-- start of Task inputs --
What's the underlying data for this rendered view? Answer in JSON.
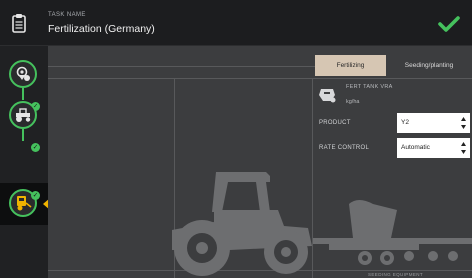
{
  "header": {
    "label": "TASK NAME",
    "task_name": "Fertilization (Germany)",
    "task_icon": "clipboard-icon",
    "confirm_icon": "checkmark-icon"
  },
  "sidebar": {
    "steps": [
      {
        "icon": "field-location-icon",
        "status": "done"
      },
      {
        "icon": "tractor-icon",
        "status": "done"
      },
      {
        "icon": "implement-icon",
        "status": "active"
      }
    ],
    "badge_mark": "✓"
  },
  "tabs": [
    {
      "label": "Fertilizing",
      "active": true
    },
    {
      "label": "Seeding/planting",
      "active": false
    }
  ],
  "tank": {
    "name": "FERT TANK VRA",
    "unit": "kg/ha",
    "icon": "fertilizer-tank-icon"
  },
  "fields": [
    {
      "label": "PRODUCT",
      "value": "Y2"
    },
    {
      "label": "RATE CONTROL",
      "value": "Automatic"
    }
  ],
  "seeder_caption": "SEEDING EQUIPMENT",
  "colors": {
    "accent_green": "#45c15d",
    "active_tab": "#d6c6b3",
    "active_marker": "#f0b400"
  }
}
-- end of Task inputs --
Transcribe the whole listing, character for character, but not its images.

- **Result of the task**:
What's the underlying data for this rendered view? Answer in JSON.
{
  "header": {
    "label": "TASK NAME",
    "task_name": "Fertilization (Germany)",
    "task_icon": "clipboard-icon",
    "confirm_icon": "checkmark-icon"
  },
  "sidebar": {
    "steps": [
      {
        "icon": "field-location-icon",
        "status": "done"
      },
      {
        "icon": "tractor-icon",
        "status": "done"
      },
      {
        "icon": "implement-icon",
        "status": "active"
      }
    ],
    "badge_mark": "✓"
  },
  "tabs": [
    {
      "label": "Fertilizing",
      "active": true
    },
    {
      "label": "Seeding/planting",
      "active": false
    }
  ],
  "tank": {
    "name": "FERT TANK VRA",
    "unit": "kg/ha",
    "icon": "fertilizer-tank-icon"
  },
  "fields": [
    {
      "label": "PRODUCT",
      "value": "Y2"
    },
    {
      "label": "RATE CONTROL",
      "value": "Automatic"
    }
  ],
  "seeder_caption": "SEEDING EQUIPMENT",
  "colors": {
    "accent_green": "#45c15d",
    "active_tab": "#d6c6b3",
    "active_marker": "#f0b400"
  }
}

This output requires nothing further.